• Given task:
Carry none of the pictures over; write out the complete data exactly.

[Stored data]
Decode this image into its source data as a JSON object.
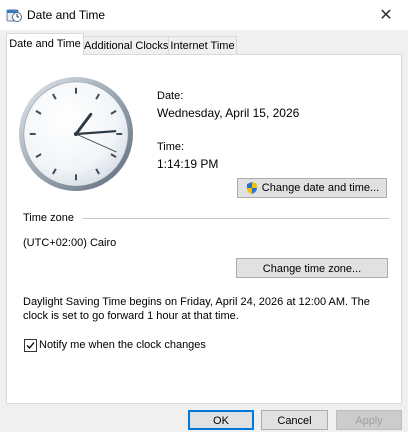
{
  "window": {
    "title": "Date and Time",
    "close_icon": "close-icon"
  },
  "tabs": [
    {
      "label": "Date and Time",
      "active": true
    },
    {
      "label": "Additional Clocks",
      "active": false
    },
    {
      "label": "Internet Time",
      "active": false
    }
  ],
  "datetime": {
    "date_label": "Date:",
    "date_value": "Wednesday, April 15, 2026",
    "time_label": "Time:",
    "time_value": "1:14:19 PM",
    "change_button": "Change date and time...",
    "clock_hours": 1,
    "clock_minutes": 14,
    "clock_seconds": 19
  },
  "timezone": {
    "group_label": "Time zone",
    "value": "(UTC+02:00) Cairo",
    "change_button": "Change time zone..."
  },
  "dst": {
    "message": "Daylight Saving Time begins on Friday, April 24, 2026 at 12:00 AM. The clock is set to go forward 1 hour at that time."
  },
  "notify": {
    "label": "Notify me when the clock changes",
    "checked": true
  },
  "footer": {
    "ok": "OK",
    "cancel": "Cancel",
    "apply": "Apply"
  }
}
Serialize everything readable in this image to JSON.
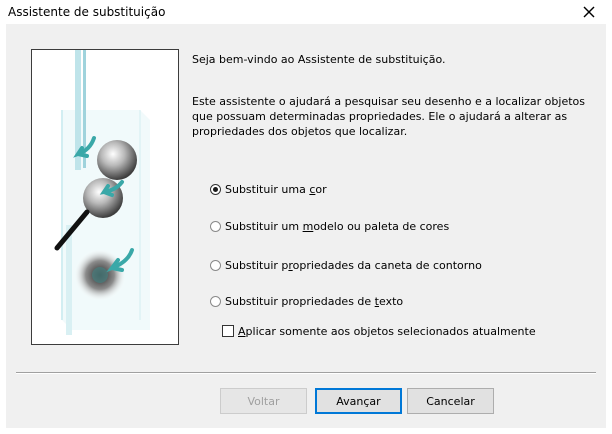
{
  "window": {
    "title": "Assistente de substituição",
    "close_icon": "close-icon"
  },
  "content": {
    "intro": "Seja bem-vindo ao Assistente de substituição.",
    "description": "Este assistente o ajudará a pesquisar seu desenho e a localizar objetos que possuam determinadas propriedades. Ele o ajudará a alterar as propriedades dos objetos que localizar."
  },
  "options": [
    {
      "label_before": "Substituir uma ",
      "mnemonic": "c",
      "label_after": "or",
      "checked": true
    },
    {
      "label_before": "Substituir um ",
      "mnemonic": "m",
      "label_after": "odelo ou paleta de cores",
      "checked": false
    },
    {
      "label_before": "Substituir p",
      "mnemonic": "r",
      "label_after": "opriedades da caneta de contorno",
      "checked": false
    },
    {
      "label_before": "Substituir propriedades de ",
      "mnemonic": "t",
      "label_after": "exto",
      "checked": false
    }
  ],
  "selected_only": {
    "label_before": "",
    "mnemonic": "A",
    "label_after": "plicar somente aos objetos selecionados atualmente",
    "checked": false
  },
  "buttons": {
    "back": "Voltar",
    "next": "Avançar",
    "cancel": "Cancelar"
  },
  "colors": {
    "accent": "#0078d7",
    "arrow": "#3aa8a8",
    "dialog_bg": "#f0f0f0"
  }
}
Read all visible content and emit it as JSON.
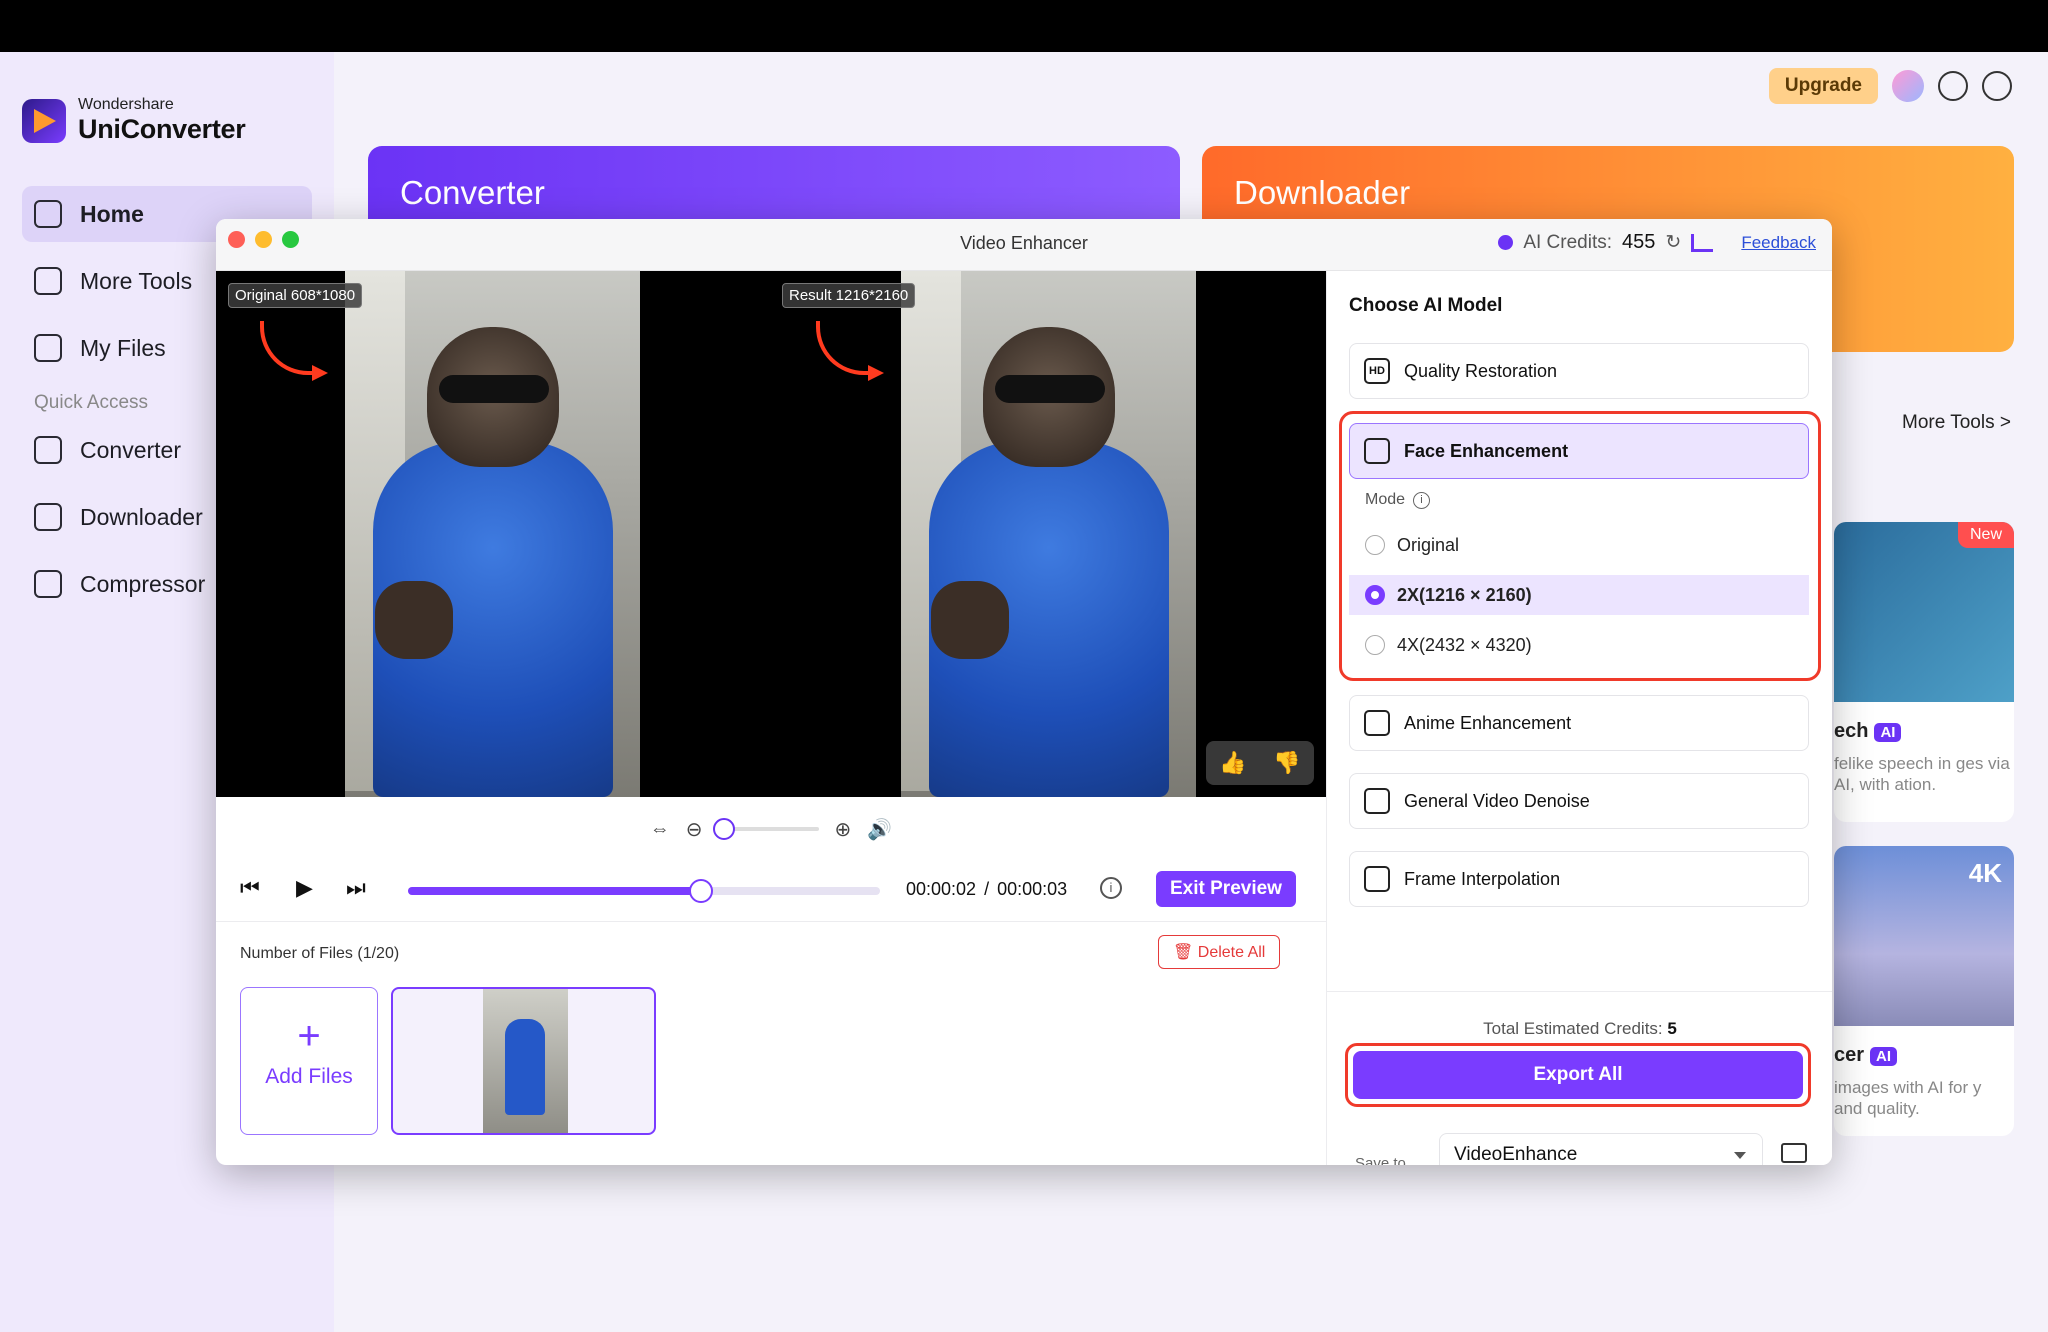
{
  "app": {
    "brand_small": "Wondershare",
    "brand_name": "UniConverter",
    "upgrade_label": "Upgrade"
  },
  "sidebar": {
    "items": [
      {
        "label": "Home",
        "icon": "home-icon",
        "active": true
      },
      {
        "label": "More Tools",
        "icon": "toolbox-icon"
      },
      {
        "label": "My Files",
        "icon": "file-icon"
      }
    ],
    "quick_access_label": "Quick Access",
    "quick_items": [
      {
        "label": "Converter",
        "icon": "converter-icon"
      },
      {
        "label": "Downloader",
        "icon": "downloader-icon"
      },
      {
        "label": "Compressor",
        "icon": "compressor-icon"
      }
    ]
  },
  "cards": {
    "converter_title": "Converter",
    "downloader_title": "Downloader",
    "more_tools_link": "More Tools >",
    "new_badge": "New",
    "card1_title_partial": "ech",
    "card1_desc_partial": "felike speech in ges via AI, with ation.",
    "card2_tag": "4K",
    "card2_title_partial": "cer",
    "card2_desc_partial": "images with AI for y and quality.",
    "ai_badge": "AI"
  },
  "dialog": {
    "title": "Video Enhancer",
    "credits_label": "AI Credits:",
    "credits_value": "455",
    "feedback_label": "Feedback",
    "original_label": "Original 608*1080",
    "result_label": "Result 1216*2160",
    "playback": {
      "current_time": "00:00:02",
      "separator": "/",
      "total_time": "00:00:03",
      "progress": 0.62,
      "exit_preview_label": "Exit Preview"
    },
    "files": {
      "count_label": "Number of Files (1/20)",
      "delete_all_label": "Delete All",
      "add_files_label": "Add Files",
      "add_plus": "+"
    }
  },
  "panel": {
    "title": "Choose AI Model",
    "models": [
      {
        "label": "Quality Restoration",
        "icon": "hd-icon",
        "icon_text": "HD"
      },
      {
        "label": "Face Enhancement",
        "icon": "face-scan-icon",
        "selected": true
      },
      {
        "label": "Anime Enhancement",
        "icon": "anime-icon"
      },
      {
        "label": "General Video Denoise",
        "icon": "denoise-icon"
      },
      {
        "label": "Frame Interpolation",
        "icon": "frame-icon"
      }
    ],
    "mode_label": "Mode",
    "modes": [
      {
        "label": "Original",
        "selected": false
      },
      {
        "label": "2X(1216 × 2160)",
        "selected": true
      },
      {
        "label": "4X(2432 × 4320)",
        "selected": false
      }
    ],
    "estimated_credits_label": "Total Estimated Credits:",
    "estimated_credits_value": "5",
    "export_label": "Export All",
    "save_to_label": "Save to",
    "save_to_value": "VideoEnhance"
  },
  "colors": {
    "accent": "#7a3cff",
    "highlight": "#f03a2a"
  }
}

• Solved exercise:
Decode this image into its source data as a JSON object.
{
  "window": {
    "title": "Date and Time",
    "close_icon": "close-icon"
  },
  "tabs": [
    {
      "label": "Date and Time",
      "active": true
    },
    {
      "label": "Additional Clocks",
      "active": false
    },
    {
      "label": "Internet Time",
      "active": false
    }
  ],
  "datetime": {
    "date_label": "Date:",
    "date_value": "Wednesday, April 15, 2026",
    "time_label": "Time:",
    "time_value": "1:14:19 PM",
    "change_button": "Change date and time...",
    "clock_hours": 1,
    "clock_minutes": 14,
    "clock_seconds": 19
  },
  "timezone": {
    "group_label": "Time zone",
    "value": "(UTC+02:00) Cairo",
    "change_button": "Change time zone..."
  },
  "dst": {
    "message": "Daylight Saving Time begins on Friday, April 24, 2026 at 12:00 AM. The clock is set to go forward 1 hour at that time."
  },
  "notify": {
    "label": "Notify me when the clock changes",
    "checked": true
  },
  "footer": {
    "ok": "OK",
    "cancel": "Cancel",
    "apply": "Apply"
  }
}
Serialize everything readable in this image to JSON.
{
  "window": {
    "title": "Assistente de substituição",
    "close_icon": "close-icon"
  },
  "content": {
    "intro": "Seja bem-vindo ao Assistente de substituição.",
    "description": "Este assistente o ajudará a pesquisar seu desenho e a localizar objetos que possuam determinadas propriedades. Ele o ajudará a alterar as propriedades dos objetos que localizar."
  },
  "options": [
    {
      "label_before": "Substituir uma ",
      "mnemonic": "c",
      "label_after": "or",
      "checked": true
    },
    {
      "label_before": "Substituir um ",
      "mnemonic": "m",
      "label_after": "odelo ou paleta de cores",
      "checked": false
    },
    {
      "label_before": "Substituir p",
      "mnemonic": "r",
      "label_after": "opriedades da caneta de contorno",
      "checked": false
    },
    {
      "label_before": "Substituir propriedades de ",
      "mnemonic": "t",
      "label_after": "exto",
      "checked": false
    }
  ],
  "selected_only": {
    "label_before": "",
    "mnemonic": "A",
    "label_after": "plicar somente aos objetos selecionados atualmente",
    "checked": false
  },
  "buttons": {
    "back": "Voltar",
    "next": "Avançar",
    "cancel": "Cancelar"
  },
  "colors": {
    "accent": "#0078d7",
    "arrow": "#3aa8a8",
    "dialog_bg": "#f0f0f0"
  }
}
Read all visible content and emit it as JSON.
{
  "app": {
    "brand_small": "Wondershare",
    "brand_name": "UniConverter",
    "upgrade_label": "Upgrade"
  },
  "sidebar": {
    "items": [
      {
        "label": "Home",
        "icon": "home-icon",
        "active": true
      },
      {
        "label": "More Tools",
        "icon": "toolbox-icon"
      },
      {
        "label": "My Files",
        "icon": "file-icon"
      }
    ],
    "quick_access_label": "Quick Access",
    "quick_items": [
      {
        "label": "Converter",
        "icon": "converter-icon"
      },
      {
        "label": "Downloader",
        "icon": "downloader-icon"
      },
      {
        "label": "Compressor",
        "icon": "compressor-icon"
      }
    ]
  },
  "cards": {
    "converter_title": "Converter",
    "downloader_title": "Downloader",
    "more_tools_link": "More Tools >",
    "new_badge": "New",
    "card1_title_partial": "ech",
    "card1_desc_partial": "felike speech in ges via AI, with ation.",
    "card2_tag": "4K",
    "card2_title_partial": "cer",
    "card2_desc_partial": "images with AI for y and quality.",
    "ai_badge": "AI"
  },
  "dialog": {
    "title": "Video Enhancer",
    "credits_label": "AI Credits:",
    "credits_value": "455",
    "feedback_label": "Feedback",
    "original_label": "Original 608*1080",
    "result_label": "Result 1216*2160",
    "playback": {
      "current_time": "00:00:02",
      "separator": "/",
      "total_time": "00:00:03",
      "progress": 0.62,
      "exit_preview_label": "Exit Preview"
    },
    "files": {
      "count_label": "Number of Files (1/20)",
      "delete_all_label": "Delete All",
      "add_files_label": "Add Files",
      "add_plus": "+"
    }
  },
  "panel": {
    "title": "Choose AI Model",
    "models": [
      {
        "label": "Quality Restoration",
        "icon": "hd-icon",
        "icon_text": "HD"
      },
      {
        "label": "Face Enhancement",
        "icon": "face-scan-icon",
        "selected": true
      },
      {
        "label": "Anime Enhancement",
        "icon": "anime-icon"
      },
      {
        "label": "General Video Denoise",
        "icon": "denoise-icon"
      },
      {
        "label": "Frame Interpolation",
        "icon": "frame-icon"
      }
    ],
    "mode_label": "Mode",
    "modes": [
      {
        "label": "Original",
        "selected": false
      },
      {
        "label": "2X(1216 × 2160)",
        "selected": true
      },
      {
        "label": "4X(2432 × 4320)",
        "selected": false
      }
    ],
    "estimated_credits_label": "Total Estimated Credits:",
    "estimated_credits_value": "5",
    "export_label": "Export All",
    "save_to_label": "Save to",
    "save_to_value": "VideoEnhance"
  },
  "colors": {
    "accent": "#7a3cff",
    "highlight": "#f03a2a"
  }
}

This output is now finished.